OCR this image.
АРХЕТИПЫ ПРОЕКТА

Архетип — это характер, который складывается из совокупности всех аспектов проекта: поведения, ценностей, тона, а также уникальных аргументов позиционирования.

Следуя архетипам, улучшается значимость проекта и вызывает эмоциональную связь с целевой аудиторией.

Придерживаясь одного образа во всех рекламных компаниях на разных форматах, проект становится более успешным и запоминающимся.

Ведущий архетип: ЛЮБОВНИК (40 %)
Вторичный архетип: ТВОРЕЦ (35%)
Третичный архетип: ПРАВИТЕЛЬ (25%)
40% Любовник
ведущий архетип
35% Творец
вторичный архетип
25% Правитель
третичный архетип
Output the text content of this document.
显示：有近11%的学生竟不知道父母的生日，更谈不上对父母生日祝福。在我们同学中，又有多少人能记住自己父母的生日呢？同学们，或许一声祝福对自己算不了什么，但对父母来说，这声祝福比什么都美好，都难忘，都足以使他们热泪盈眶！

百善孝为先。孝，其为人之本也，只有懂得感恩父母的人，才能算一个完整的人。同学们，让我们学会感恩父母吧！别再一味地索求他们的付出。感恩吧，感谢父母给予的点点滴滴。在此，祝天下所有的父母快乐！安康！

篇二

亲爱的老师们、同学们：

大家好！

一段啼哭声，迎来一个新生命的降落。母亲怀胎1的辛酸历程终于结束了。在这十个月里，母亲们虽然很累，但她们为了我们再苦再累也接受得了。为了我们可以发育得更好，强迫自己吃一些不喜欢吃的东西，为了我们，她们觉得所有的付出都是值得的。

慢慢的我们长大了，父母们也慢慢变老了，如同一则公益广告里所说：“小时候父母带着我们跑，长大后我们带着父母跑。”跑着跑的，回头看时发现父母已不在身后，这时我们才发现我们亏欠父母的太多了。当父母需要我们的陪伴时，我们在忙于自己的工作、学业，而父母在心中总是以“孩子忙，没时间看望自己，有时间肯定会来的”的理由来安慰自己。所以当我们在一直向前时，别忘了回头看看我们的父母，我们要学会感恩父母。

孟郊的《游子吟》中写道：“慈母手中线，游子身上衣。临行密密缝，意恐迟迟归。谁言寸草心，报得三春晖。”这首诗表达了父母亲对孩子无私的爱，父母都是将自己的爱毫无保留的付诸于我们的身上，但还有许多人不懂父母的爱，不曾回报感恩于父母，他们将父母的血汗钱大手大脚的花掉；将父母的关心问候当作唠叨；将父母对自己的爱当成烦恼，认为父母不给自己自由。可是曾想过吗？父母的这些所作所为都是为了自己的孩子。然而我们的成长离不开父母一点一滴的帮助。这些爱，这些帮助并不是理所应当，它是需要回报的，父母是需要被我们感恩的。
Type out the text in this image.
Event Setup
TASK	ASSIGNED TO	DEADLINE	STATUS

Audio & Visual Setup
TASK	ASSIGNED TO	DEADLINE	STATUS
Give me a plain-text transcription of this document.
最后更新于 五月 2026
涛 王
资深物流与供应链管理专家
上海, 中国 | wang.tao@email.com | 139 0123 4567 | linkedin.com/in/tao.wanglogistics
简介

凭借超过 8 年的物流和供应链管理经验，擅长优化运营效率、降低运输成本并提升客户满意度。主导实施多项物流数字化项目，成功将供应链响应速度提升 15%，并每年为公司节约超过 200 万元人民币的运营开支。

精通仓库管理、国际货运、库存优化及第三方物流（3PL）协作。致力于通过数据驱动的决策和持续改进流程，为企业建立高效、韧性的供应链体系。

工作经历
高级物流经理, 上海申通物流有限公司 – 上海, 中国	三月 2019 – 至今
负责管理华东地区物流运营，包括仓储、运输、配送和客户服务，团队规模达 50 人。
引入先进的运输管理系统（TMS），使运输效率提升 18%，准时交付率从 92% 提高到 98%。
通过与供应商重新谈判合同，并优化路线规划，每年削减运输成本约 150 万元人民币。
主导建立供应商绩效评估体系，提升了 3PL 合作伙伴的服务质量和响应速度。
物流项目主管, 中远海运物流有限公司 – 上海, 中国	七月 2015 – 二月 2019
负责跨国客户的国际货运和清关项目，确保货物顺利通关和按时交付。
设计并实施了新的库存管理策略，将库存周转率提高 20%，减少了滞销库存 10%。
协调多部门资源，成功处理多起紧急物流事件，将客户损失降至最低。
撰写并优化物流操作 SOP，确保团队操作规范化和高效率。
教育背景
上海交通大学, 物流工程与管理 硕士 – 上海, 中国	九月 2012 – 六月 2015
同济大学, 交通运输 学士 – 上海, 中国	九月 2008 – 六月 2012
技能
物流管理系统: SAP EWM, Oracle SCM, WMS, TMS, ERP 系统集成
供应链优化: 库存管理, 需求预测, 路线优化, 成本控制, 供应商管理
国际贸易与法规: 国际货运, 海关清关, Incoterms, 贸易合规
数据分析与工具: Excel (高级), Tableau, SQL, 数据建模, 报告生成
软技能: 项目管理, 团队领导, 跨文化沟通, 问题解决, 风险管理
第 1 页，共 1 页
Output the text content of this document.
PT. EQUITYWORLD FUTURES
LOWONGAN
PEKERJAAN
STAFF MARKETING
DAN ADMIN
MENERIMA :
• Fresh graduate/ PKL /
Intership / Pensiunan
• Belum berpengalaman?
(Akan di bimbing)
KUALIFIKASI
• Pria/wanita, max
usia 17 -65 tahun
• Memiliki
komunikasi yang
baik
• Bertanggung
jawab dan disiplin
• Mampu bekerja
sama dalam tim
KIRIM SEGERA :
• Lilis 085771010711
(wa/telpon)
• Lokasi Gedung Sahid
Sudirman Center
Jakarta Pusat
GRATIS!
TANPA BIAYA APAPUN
-*-*-
- _DIRECTIONS FOR THIS TASK_
Return all the data exactly as given.

- _FULL RESPONSE_
OCR this image.
АРХЕТИПЫ ПРОЕКТА

Архетип — это характер, который складывается из совокупности всех аспектов проекта: поведения, ценностей, тона, а также уникальных аргументов позиционирования.

Следуя архетипам, улучшается значимость проекта и вызывает эмоциональную связь с целевой аудиторией.

Придерживаясь одного образа во всех рекламных компаниях на разных форматах, проект становится более успешным и запоминающимся.

Ведущий архетип: ЛЮБОВНИК (40 %)
Вторичный архетип: ТВОРЕЦ (35%)
Третичный архетип: ПРАВИТЕЛЬ (25%)
40% Любовник
ведущий архетип
35% Творец
вторичный архетип
25% Правитель
третичный архетип
Output the text content of this document.
显示：有近11%的学生竟不知道父母的生日，更谈不上对父母生日祝福。在我们同学中，又有多少人能记住自己父母的生日呢？同学们，或许一声祝福对自己算不了什么，但对父母来说，这声祝福比什么都美好，都难忘，都足以使他们热泪盈眶！

百善孝为先。孝，其为人之本也，只有懂得感恩父母的人，才能算一个完整的人。同学们，让我们学会感恩父母吧！别再一味地索求他们的付出。感恩吧，感谢父母给予的点点滴滴。在此，祝天下所有的父母快乐！安康！

篇二

亲爱的老师们、同学们：

大家好！

一段啼哭声，迎来一个新生命的降落。母亲怀胎1的辛酸历程终于结束了。在这十个月里，母亲们虽然很累，但她们为了我们再苦再累也接受得了。为了我们可以发育得更好，强迫自己吃一些不喜欢吃的东西，为了我们，她们觉得所有的付出都是值得的。

慢慢的我们长大了，父母们也慢慢变老了，如同一则公益广告里所说：“小时候父母带着我们跑，长大后我们带着父母跑。”跑着跑的，回头看时发现父母已不在身后，这时我们才发现我们亏欠父母的太多了。当父母需要我们的陪伴时，我们在忙于自己的工作、学业，而父母在心中总是以“孩子忙，没时间看望自己，有时间肯定会来的”的理由来安慰自己。所以当我们在一直向前时，别忘了回头看看我们的父母，我们要学会感恩父母。

孟郊的《游子吟》中写道：“慈母手中线，游子身上衣。临行密密缝，意恐迟迟归。谁言寸草心，报得三春晖。”这首诗表达了父母亲对孩子无私的爱，父母都是将自己的爱毫无保留的付诸于我们的身上，但还有许多人不懂父母的爱，不曾回报感恩于父母，他们将父母的血汗钱大手大脚的花掉；将父母的关心问候当作唠叨；将父母对自己的爱当成烦恼，认为父母不给自己自由。可是曾想过吗？父母的这些所作所为都是为了自己的孩子。然而我们的成长离不开父母一点一滴的帮助。这些爱，这些帮助并不是理所应当，它是需要回报的，父母是需要被我们感恩的。
Type out the text in this image.
Event Setup
TASK	ASSIGNED TO	DEADLINE	STATUS

Audio & Visual Setup
TASK	ASSIGNED TO	DEADLINE	STATUS
Give me a plain-text transcription of this document.
最后更新于 五月 2026
涛 王
资深物流与供应链管理专家
上海, 中国 | wang.tao@email.com | 139 0123 4567 | linkedin.com/in/tao.wanglogistics
简介

凭借超过 8 年的物流和供应链管理经验，擅长优化运营效率、降低运输成本并提升客户满意度。主导实施多项物流数字化项目，成功将供应链响应速度提升 15%，并每年为公司节约超过 200 万元人民币的运营开支。

精通仓库管理、国际货运、库存优化及第三方物流（3PL）协作。致力于通过数据驱动的决策和持续改进流程，为企业建立高效、韧性的供应链体系。

工作经历
高级物流经理, 上海申通物流有限公司 – 上海, 中国	三月 2019 – 至今
负责管理华东地区物流运营，包括仓储、运输、配送和客户服务，团队规模达 50 人。
引入先进的运输管理系统（TMS），使运输效率提升 18%，准时交付率从 92% 提高到 98%。
通过与供应商重新谈判合同，并优化路线规划，每年削减运输成本约 150 万元人民币。
主导建立供应商绩效评估体系，提升了 3PL 合作伙伴的服务质量和响应速度。
物流项目主管, 中远海运物流有限公司 – 上海, 中国	七月 2015 – 二月 2019
负责跨国客户的国际货运和清关项目，确保货物顺利通关和按时交付。
设计并实施了新的库存管理策略，将库存周转率提高 20%，减少了滞销库存 10%。
协调多部门资源，成功处理多起紧急物流事件，将客户损失降至最低。
撰写并优化物流操作 SOP，确保团队操作规范化和高效率。
教育背景
上海交通大学, 物流工程与管理 硕士 – 上海, 中国	九月 2012 – 六月 2015
同济大学, 交通运输 学士 – 上海, 中国	九月 2008 – 六月 2012
技能
物流管理系统: SAP EWM, Oracle SCM, WMS, TMS, ERP 系统集成
供应链优化: 库存管理, 需求预测, 路线优化, 成本控制, 供应商管理
国际贸易与法规: 国际货运, 海关清关, Incoterms, 贸易合规
数据分析与工具: Excel (高级), Tableau, SQL, 数据建模, 报告生成
软技能: 项目管理, 团队领导, 跨文化沟通, 问题解决, 风险管理
第 1 页，共 1 页
Output the text content of this document.
PT. EQUITYWORLD FUTURES
LOWONGAN
PEKERJAAN
STAFF MARKETING
DAN ADMIN
MENERIMA :
• Fresh graduate/ PKL /
Intership / Pensiunan
• Belum berpengalaman?
(Akan di bimbing)
KUALIFIKASI
• Pria/wanita, max
usia 17 -65 tahun
• Memiliki
komunikasi yang
baik
• Bertanggung
jawab dan disiplin
• Mampu bekerja
sama dalam tim
KIRIM SEGERA :
• Lilis 085771010711
(wa/telpon)
• Lokasi Gedung Sahid
Sudirman Center
Jakarta Pusat
GRATIS!
TANPA BIAYA APAPUN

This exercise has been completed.